- Problem requirements
Collect all lines from the records below that include the word "элементарных".

- Data records
────────────────
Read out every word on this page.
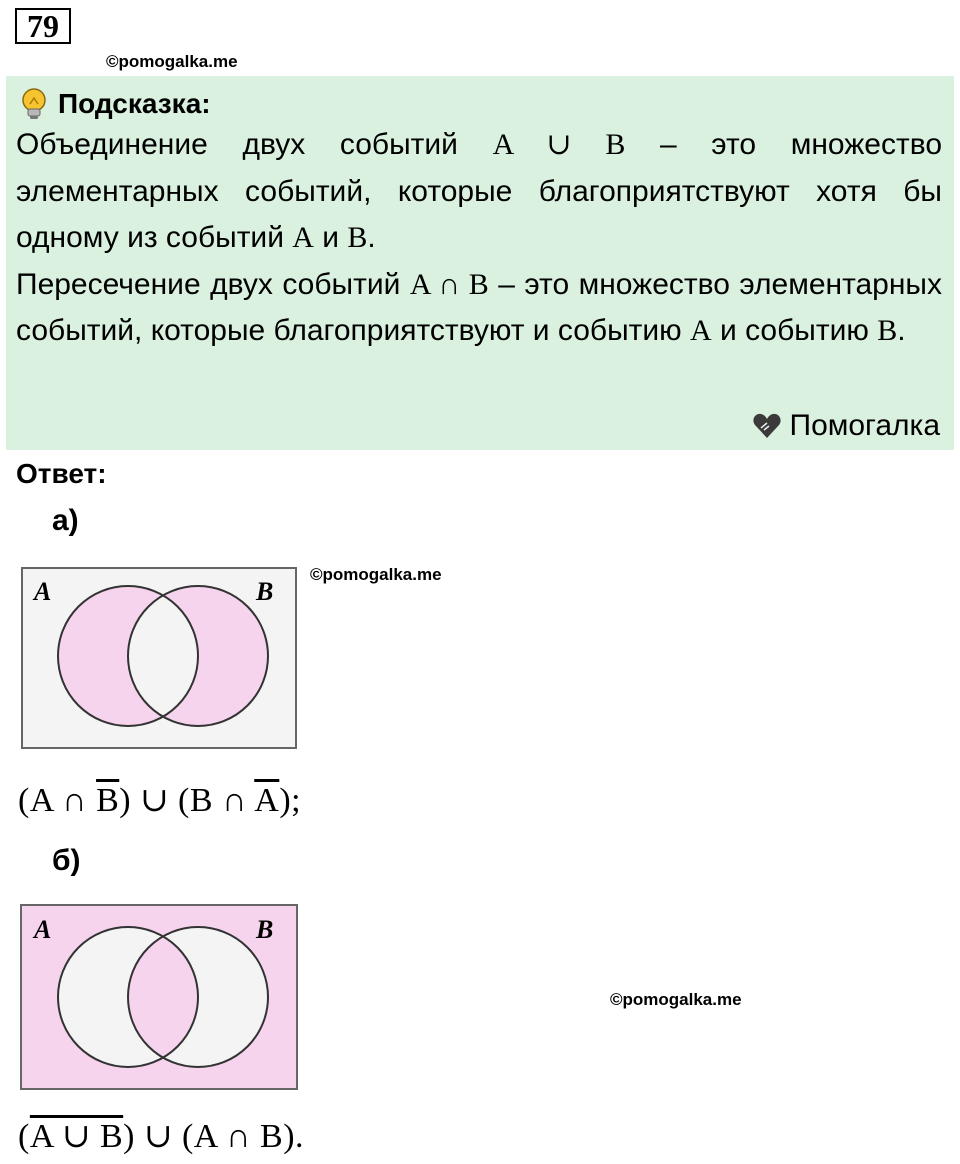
79
©pomogalka.me
Подсказка:

Объединение двух событий A ∪ B – это множество элементарных событий, которые благоприятствуют хотя бы одному из событий A и B.

Пересечение двух событий A ∩ B – это множество элементарных событий, которые благоприятствуют и событию A и событию B.

Помогалка
Ответ:
а)
A	B
©pomogalka.me
(A ∩ $\overline{B}$) ∪ (B ∩ $\overline{A}$);
б)
A	B
©pomogalka.me
(A ∪ B) ∪ (A ∩ B).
────────────────
- Expected output
Объединение двух событий A ∪ B – это множество элементарных событий, которые благоприятствуют хотя бы одному из событий A и B.
Пересечение двух событий A ∩ B – это множество элементарных событий, которые благоприятствуют и событию A и событию B.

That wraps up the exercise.